→ What this task involves:
Restate each of the lines below word for word and drop every picture.

──────────

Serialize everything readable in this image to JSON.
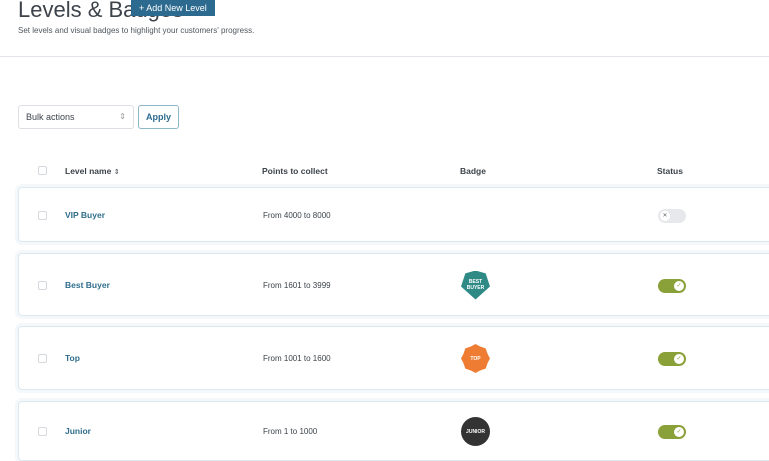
{
  "header": {
    "title": "Levels & Badges",
    "add_button": "+ Add New Level",
    "subtitle": "Set levels and visual badges to highlight your customers' progress."
  },
  "toolbar": {
    "bulk_actions": "Bulk actions",
    "apply": "Apply"
  },
  "table": {
    "columns": [
      "Level name",
      "Points to collect",
      "Badge",
      "Status"
    ],
    "rows": [
      {
        "name": "VIP Buyer",
        "points": "From 4000 to 8000",
        "badge": null,
        "badge_color": null,
        "status": false
      },
      {
        "name": "Best Buyer",
        "points": "From 1601 to 3999",
        "badge": "BEST BUYER",
        "badge_color": "#2f8a86",
        "status": true
      },
      {
        "name": "Top",
        "points": "From 1001 to 1600",
        "badge": "TOP",
        "badge_color": "#ee7d33",
        "status": true
      },
      {
        "name": "Junior",
        "points": "From 1 to 1000",
        "badge": "JUNIOR",
        "badge_color": "#333333",
        "status": true
      }
    ]
  },
  "colors": {
    "accent": "#2c6b8f",
    "toggle_on": "#8aa13a"
  }
}
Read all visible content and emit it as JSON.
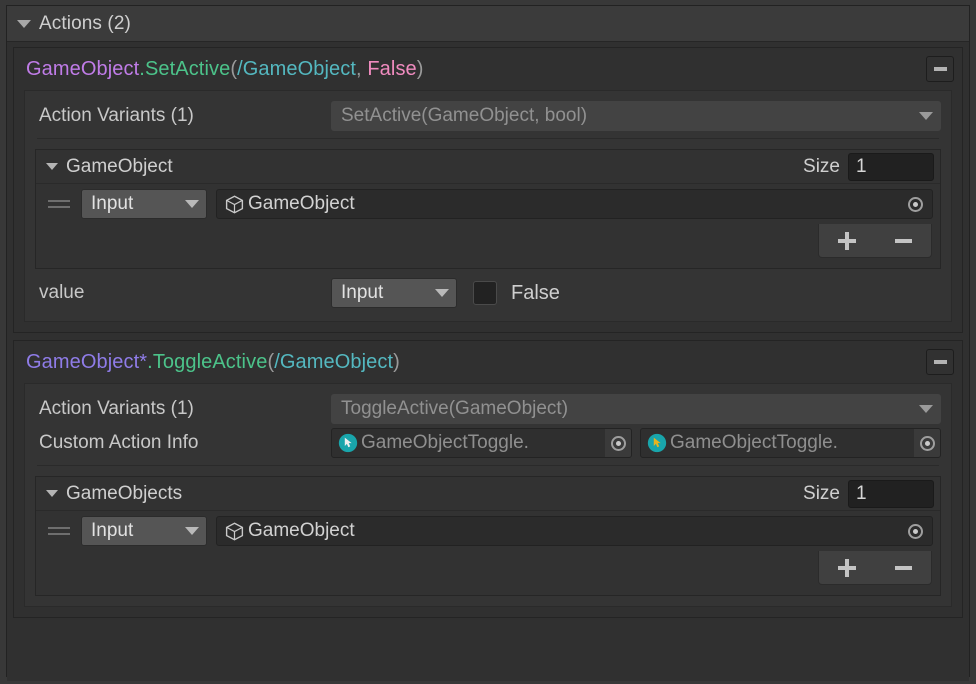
{
  "panel": {
    "header_label": "Actions (2)",
    "expanded": true,
    "foldout_icon": "triangle-down-icon"
  },
  "colors": {
    "background": "#383838",
    "card_background": "#303030",
    "inner_background": "#343434",
    "array_background": "#323232",
    "type_purple": "#c07ce8",
    "type_purple_alt": "#8f7ce8",
    "method_green": "#4cc38a",
    "path_teal": "#54b8c0",
    "bool_pink": "#f08bbf",
    "paren_gray": "#9a9a9a",
    "label_text": "#c8c8c8",
    "dim_text": "#8f8f8f",
    "script_icon_teal": "#19a5ab",
    "script_cursor_yellow": "#e8b31f",
    "popup_bright": "#555555",
    "popup_dim": "#434343"
  },
  "actions": [
    {
      "signature_tokens": [
        {
          "text": "GameObject",
          "color_key": "type_purple"
        },
        {
          "text": ".",
          "color_key": "method_green"
        },
        {
          "text": "SetActive",
          "color_key": "method_green"
        },
        {
          "text": "(",
          "color_key": "paren_gray"
        },
        {
          "text": "/GameObject",
          "color_key": "path_teal"
        },
        {
          "text": ", ",
          "color_key": "paren_gray"
        },
        {
          "text": "False",
          "color_key": "bool_pink"
        },
        {
          "text": ")",
          "color_key": "paren_gray"
        }
      ],
      "collapse_button": "collapse-icon",
      "variants_label": "Action Variants (1)",
      "variants_value": "SetActive(GameObject, bool)",
      "has_custom_action_info": false,
      "array": {
        "title": "GameObject",
        "size_label": "Size",
        "size_value": "1",
        "rows": [
          {
            "source_label": "Input",
            "object_value": "GameObject",
            "object_icon": "cube-icon"
          }
        ],
        "add_label": "+",
        "remove_label": "−"
      },
      "value_row": {
        "label": "value",
        "source_label": "Input",
        "checked": false,
        "bool_text": "False"
      }
    },
    {
      "signature_tokens": [
        {
          "text": "GameObject*",
          "color_key": "type_purple_alt"
        },
        {
          "text": ".",
          "color_key": "method_green"
        },
        {
          "text": "ToggleActive",
          "color_key": "method_green"
        },
        {
          "text": "(",
          "color_key": "paren_gray"
        },
        {
          "text": "/GameObject",
          "color_key": "path_teal"
        },
        {
          "text": ")",
          "color_key": "paren_gray"
        }
      ],
      "collapse_button": "collapse-icon",
      "variants_label": "Action Variants (1)",
      "variants_value": "ToggleActive(GameObject)",
      "has_custom_action_info": true,
      "custom_action_info": {
        "label": "Custom Action Info",
        "fields": [
          {
            "value": "GameObjectToggle.",
            "icon": "script-icon",
            "cursor_color": "white"
          },
          {
            "value": "GameObjectToggle.",
            "icon": "script-icon",
            "cursor_color": "yellow"
          }
        ]
      },
      "array": {
        "title": "GameObjects",
        "size_label": "Size",
        "size_value": "1",
        "rows": [
          {
            "source_label": "Input",
            "object_value": "GameObject",
            "object_icon": "cube-icon"
          }
        ],
        "add_label": "+",
        "remove_label": "−"
      },
      "value_row": null
    }
  ]
}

──────────

→ Solution:
Serialize everything readable in this image to JSON.
{
  "header": {
    "title": "Levels & Badges",
    "add_button": "+ Add New Level",
    "subtitle": "Set levels and visual badges to highlight your customers' progress."
  },
  "toolbar": {
    "bulk_actions": "Bulk actions",
    "apply": "Apply"
  },
  "table": {
    "columns": [
      "Level name",
      "Points to collect",
      "Badge",
      "Status"
    ],
    "rows": [
      {
        "name": "VIP Buyer",
        "points": "From 4000 to 8000",
        "badge": null,
        "badge_color": null,
        "status": false
      },
      {
        "name": "Best Buyer",
        "points": "From 1601 to 3999",
        "badge": "BEST BUYER",
        "badge_color": "#2f8a86",
        "status": true
      },
      {
        "name": "Top",
        "points": "From 1001 to 1600",
        "badge": "TOP",
        "badge_color": "#ee7d33",
        "status": true
      },
      {
        "name": "Junior",
        "points": "From 1 to 1000",
        "badge": "JUNIOR",
        "badge_color": "#333333",
        "status": true
      }
    ]
  },
  "colors": {
    "accent": "#2c6b8f",
    "toggle_on": "#8aa13a"
  }
}
Read all visible content and emit it as JSON.
{
  "panel": {
    "header_label": "Actions (2)",
    "expanded": true,
    "foldout_icon": "triangle-down-icon"
  },
  "colors": {
    "background": "#383838",
    "card_background": "#303030",
    "inner_background": "#343434",
    "array_background": "#323232",
    "type_purple": "#c07ce8",
    "type_purple_alt": "#8f7ce8",
    "method_green": "#4cc38a",
    "path_teal": "#54b8c0",
    "bool_pink": "#f08bbf",
    "paren_gray": "#9a9a9a",
    "label_text": "#c8c8c8",
    "dim_text": "#8f8f8f",
    "script_icon_teal": "#19a5ab",
    "script_cursor_yellow": "#e8b31f",
    "popup_bright": "#555555",
    "popup_dim": "#434343"
  },
  "actions": [
    {
      "signature_tokens": [
        {
          "text": "GameObject",
          "color_key": "type_purple"
        },
        {
          "text": ".",
          "color_key": "method_green"
        },
        {
          "text": "SetActive",
          "color_key": "method_green"
        },
        {
          "text": "(",
          "color_key": "paren_gray"
        },
        {
          "text": "/GameObject",
          "color_key": "path_teal"
        },
        {
          "text": ", ",
          "color_key": "paren_gray"
        },
        {
          "text": "False",
          "color_key": "bool_pink"
        },
        {
          "text": ")",
          "color_key": "paren_gray"
        }
      ],
      "collapse_button": "collapse-icon",
      "variants_label": "Action Variants (1)",
      "variants_value": "SetActive(GameObject, bool)",
      "has_custom_action_info": false,
      "array": {
        "title": "GameObject",
        "size_label": "Size",
        "size_value": "1",
        "rows": [
          {
            "source_label": "Input",
            "object_value": "GameObject",
            "object_icon": "cube-icon"
          }
        ],
        "add_label": "+",
        "remove_label": "−"
      },
      "value_row": {
        "label": "value",
        "source_label": "Input",
        "checked": false,
        "bool_text": "False"
      }
    },
    {
      "signature_tokens": [
        {
          "text": "GameObject*",
          "color_key": "type_purple_alt"
        },
        {
          "text": ".",
          "color_key": "method_green"
        },
        {
          "text": "ToggleActive",
          "color_key": "method_green"
        },
        {
          "text": "(",
          "color_key": "paren_gray"
        },
        {
          "text": "/GameObject",
          "color_key": "path_teal"
        },
        {
          "text": ")",
          "color_key": "paren_gray"
        }
      ],
      "collapse_button": "collapse-icon",
      "variants_label": "Action Variants (1)",
      "variants_value": "ToggleActive(GameObject)",
      "has_custom_action_info": true,
      "custom_action_info": {
        "label": "Custom Action Info",
        "fields": [
          {
            "value": "GameObjectToggle.",
            "icon": "script-icon",
            "cursor_color": "white"
          },
          {
            "value": "GameObjectToggle.",
            "icon": "script-icon",
            "cursor_color": "yellow"
          }
        ]
      },
      "array": {
        "title": "GameObjects",
        "size_label": "Size",
        "size_value": "1",
        "rows": [
          {
            "source_label": "Input",
            "object_value": "GameObject",
            "object_icon": "cube-icon"
          }
        ],
        "add_label": "+",
        "remove_label": "−"
      },
      "value_row": null
    }
  ]
}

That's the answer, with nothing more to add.